Dataset records on visual material
# # # # #
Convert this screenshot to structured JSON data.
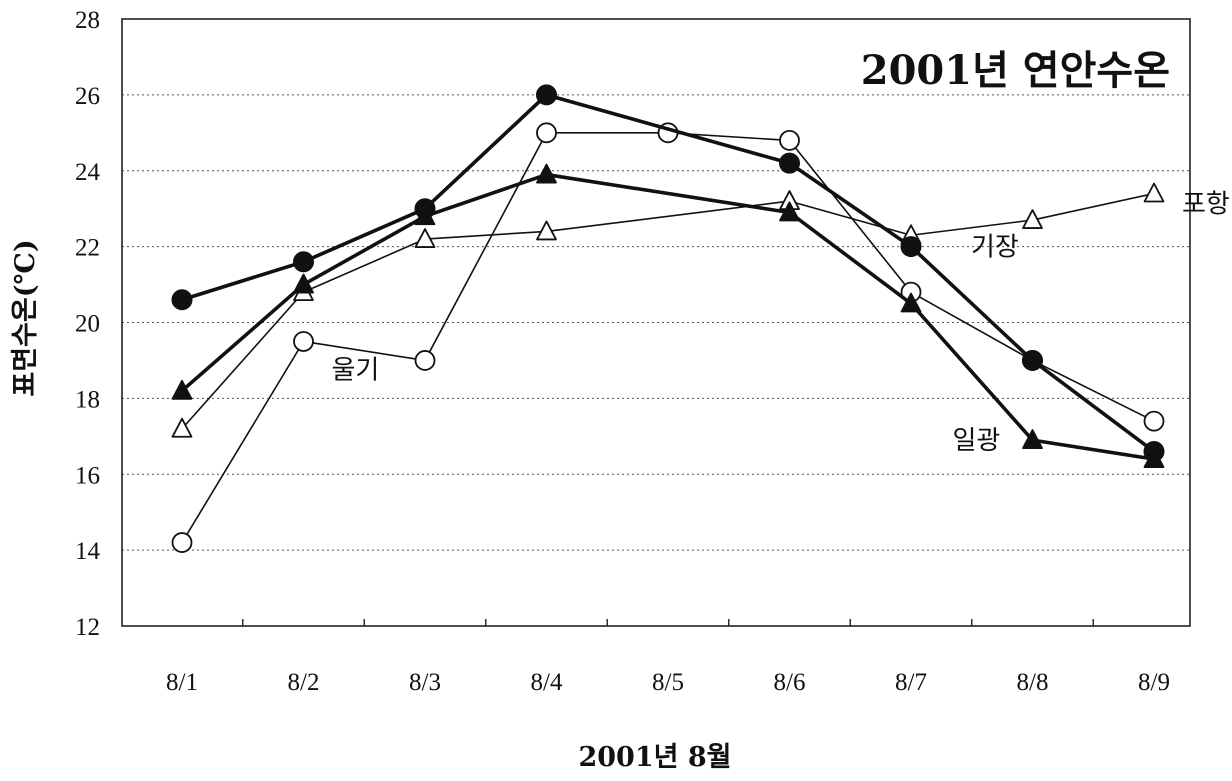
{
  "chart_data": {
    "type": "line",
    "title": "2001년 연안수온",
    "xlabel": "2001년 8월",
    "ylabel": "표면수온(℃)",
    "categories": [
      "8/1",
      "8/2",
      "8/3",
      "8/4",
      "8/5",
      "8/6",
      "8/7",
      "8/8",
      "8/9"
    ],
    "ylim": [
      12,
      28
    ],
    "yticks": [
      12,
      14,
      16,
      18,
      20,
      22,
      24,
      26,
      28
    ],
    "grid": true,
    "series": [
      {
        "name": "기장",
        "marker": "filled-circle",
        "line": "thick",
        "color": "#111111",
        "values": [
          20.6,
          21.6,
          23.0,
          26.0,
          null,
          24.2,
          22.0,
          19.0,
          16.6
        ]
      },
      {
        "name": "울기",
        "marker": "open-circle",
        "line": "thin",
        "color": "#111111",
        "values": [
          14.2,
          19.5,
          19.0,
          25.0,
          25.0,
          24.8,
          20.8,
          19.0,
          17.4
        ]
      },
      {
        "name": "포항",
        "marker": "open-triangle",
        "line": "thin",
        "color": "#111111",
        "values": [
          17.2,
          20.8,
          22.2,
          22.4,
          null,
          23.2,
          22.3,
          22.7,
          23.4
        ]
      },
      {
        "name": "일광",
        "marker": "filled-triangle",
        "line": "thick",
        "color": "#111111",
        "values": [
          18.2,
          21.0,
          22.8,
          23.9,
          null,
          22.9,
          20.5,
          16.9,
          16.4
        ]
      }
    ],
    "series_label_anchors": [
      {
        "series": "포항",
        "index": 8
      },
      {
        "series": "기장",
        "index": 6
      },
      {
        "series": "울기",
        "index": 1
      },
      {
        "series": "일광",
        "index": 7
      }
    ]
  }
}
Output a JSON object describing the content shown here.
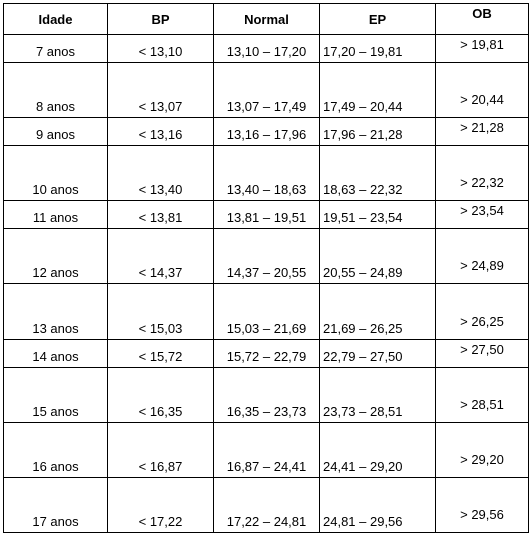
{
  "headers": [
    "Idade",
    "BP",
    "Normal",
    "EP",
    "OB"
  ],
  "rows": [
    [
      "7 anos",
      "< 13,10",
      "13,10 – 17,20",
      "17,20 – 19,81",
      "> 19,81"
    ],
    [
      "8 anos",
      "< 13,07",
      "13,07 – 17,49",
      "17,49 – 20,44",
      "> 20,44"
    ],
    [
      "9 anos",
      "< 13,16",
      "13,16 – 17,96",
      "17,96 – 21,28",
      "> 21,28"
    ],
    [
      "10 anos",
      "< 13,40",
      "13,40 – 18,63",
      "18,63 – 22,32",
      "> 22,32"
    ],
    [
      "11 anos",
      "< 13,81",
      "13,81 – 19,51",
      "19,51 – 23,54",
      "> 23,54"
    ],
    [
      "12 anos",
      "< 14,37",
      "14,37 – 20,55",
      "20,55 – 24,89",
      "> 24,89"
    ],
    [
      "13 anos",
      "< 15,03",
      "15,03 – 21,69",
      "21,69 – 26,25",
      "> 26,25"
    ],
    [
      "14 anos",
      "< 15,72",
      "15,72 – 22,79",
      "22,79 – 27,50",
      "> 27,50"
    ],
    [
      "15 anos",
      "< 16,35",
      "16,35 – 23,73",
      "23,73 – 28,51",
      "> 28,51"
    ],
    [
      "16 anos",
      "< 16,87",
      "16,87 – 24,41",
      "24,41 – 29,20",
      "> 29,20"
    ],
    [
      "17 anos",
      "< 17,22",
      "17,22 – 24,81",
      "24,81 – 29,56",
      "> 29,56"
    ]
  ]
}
# # # # #
→ Goal of the exercise: Starting at the line that holds "Output a JSON", copy each line exactly through the end of the listing, both ends included. Leave the pictures out.

→ Answer to this problem:
Output a JSON object describing the content shown here.
{
  "headers": [
    "Idade",
    "BP",
    "Normal",
    "EP",
    "OB"
  ],
  "rows": [
    [
      "7 anos",
      "< 13,10",
      "13,10 – 17,20",
      "17,20 – 19,81",
      "> 19,81"
    ],
    [
      "8 anos",
      "< 13,07",
      "13,07 – 17,49",
      "17,49 – 20,44",
      "> 20,44"
    ],
    [
      "9 anos",
      "< 13,16",
      "13,16 – 17,96",
      "17,96 – 21,28",
      "> 21,28"
    ],
    [
      "10 anos",
      "< 13,40",
      "13,40 – 18,63",
      "18,63 – 22,32",
      "> 22,32"
    ],
    [
      "11 anos",
      "< 13,81",
      "13,81 – 19,51",
      "19,51 – 23,54",
      "> 23,54"
    ],
    [
      "12 anos",
      "< 14,37",
      "14,37 – 20,55",
      "20,55 – 24,89",
      "> 24,89"
    ],
    [
      "13 anos",
      "< 15,03",
      "15,03 – 21,69",
      "21,69 – 26,25",
      "> 26,25"
    ],
    [
      "14 anos",
      "< 15,72",
      "15,72 – 22,79",
      "22,79 – 27,50",
      "> 27,50"
    ],
    [
      "15 anos",
      "< 16,35",
      "16,35 – 23,73",
      "23,73 – 28,51",
      "> 28,51"
    ],
    [
      "16 anos",
      "< 16,87",
      "16,87 – 24,41",
      "24,41 – 29,20",
      "> 29,20"
    ],
    [
      "17 anos",
      "< 17,22",
      "17,22 – 24,81",
      "24,81 – 29,56",
      "> 29,56"
    ]
  ]
}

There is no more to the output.